*Work to do*
From the listing below, extract each entry exactly as written, minus the images.

*Information supplied*
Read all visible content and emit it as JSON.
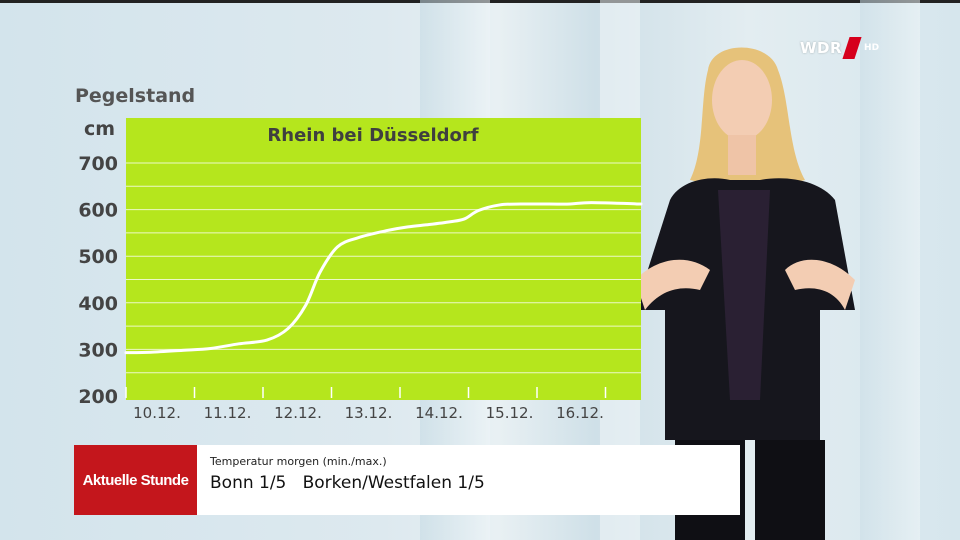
{
  "broadcaster": {
    "logo_text": "WDR",
    "quality": "HD"
  },
  "chart_data": {
    "type": "line",
    "title": "Rhein bei Düsseldorf",
    "ylabel": "Pegelstand",
    "yunit": "cm",
    "ylim": [
      200,
      700
    ],
    "yticks": [
      200,
      300,
      400,
      500,
      600,
      700
    ],
    "xticks": [
      "10.12.",
      "11.12.",
      "12.12.",
      "13.12.",
      "14.12.",
      "15.12.",
      "16.12."
    ],
    "grid": true,
    "background_color": "#b5e61d",
    "line_color": "#ffffff",
    "series": [
      {
        "x": [
          0,
          0.35,
          0.8,
          1.2,
          1.6,
          2.0,
          2.3,
          2.55,
          2.75,
          3.0,
          3.3,
          3.7,
          4.0,
          4.3,
          4.6,
          4.8,
          5.0,
          5.3,
          5.6,
          6.0,
          6.3,
          6.6,
          6.9
        ],
        "y": [
          293,
          294,
          298,
          302,
          312,
          320,
          345,
          395,
          465,
          520,
          540,
          555,
          563,
          568,
          574,
          580,
          598,
          610,
          612,
          612,
          612,
          615,
          612
        ]
      }
    ]
  },
  "lower_third": {
    "show": "Aktuelle Stunde",
    "label": "Temperatur morgen (min./max.)",
    "values": "Bonn 1/5   Borken/Westfalen 1/5"
  }
}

*The response*
Read all visible content and emit it as JSON.
{
  "broadcaster": {
    "logo_text": "WDR",
    "quality": "HD"
  },
  "chart_data": {
    "type": "line",
    "title": "Rhein bei Düsseldorf",
    "ylabel": "Pegelstand",
    "yunit": "cm",
    "ylim": [
      200,
      700
    ],
    "yticks": [
      200,
      300,
      400,
      500,
      600,
      700
    ],
    "xticks": [
      "10.12.",
      "11.12.",
      "12.12.",
      "13.12.",
      "14.12.",
      "15.12.",
      "16.12."
    ],
    "grid": true,
    "background_color": "#b5e61d",
    "line_color": "#ffffff",
    "series": [
      {
        "x": [
          0,
          0.35,
          0.8,
          1.2,
          1.6,
          2.0,
          2.3,
          2.55,
          2.75,
          3.0,
          3.3,
          3.7,
          4.0,
          4.3,
          4.6,
          4.8,
          5.0,
          5.3,
          5.6,
          6.0,
          6.3,
          6.6,
          6.9
        ],
        "y": [
          293,
          294,
          298,
          302,
          312,
          320,
          345,
          395,
          465,
          520,
          540,
          555,
          563,
          568,
          574,
          580,
          598,
          610,
          612,
          612,
          612,
          615,
          612
        ]
      }
    ]
  },
  "lower_third": {
    "show": "Aktuelle Stunde",
    "label": "Temperatur morgen (min./max.)",
    "values": "Bonn 1/5   Borken/Westfalen 1/5"
  }
}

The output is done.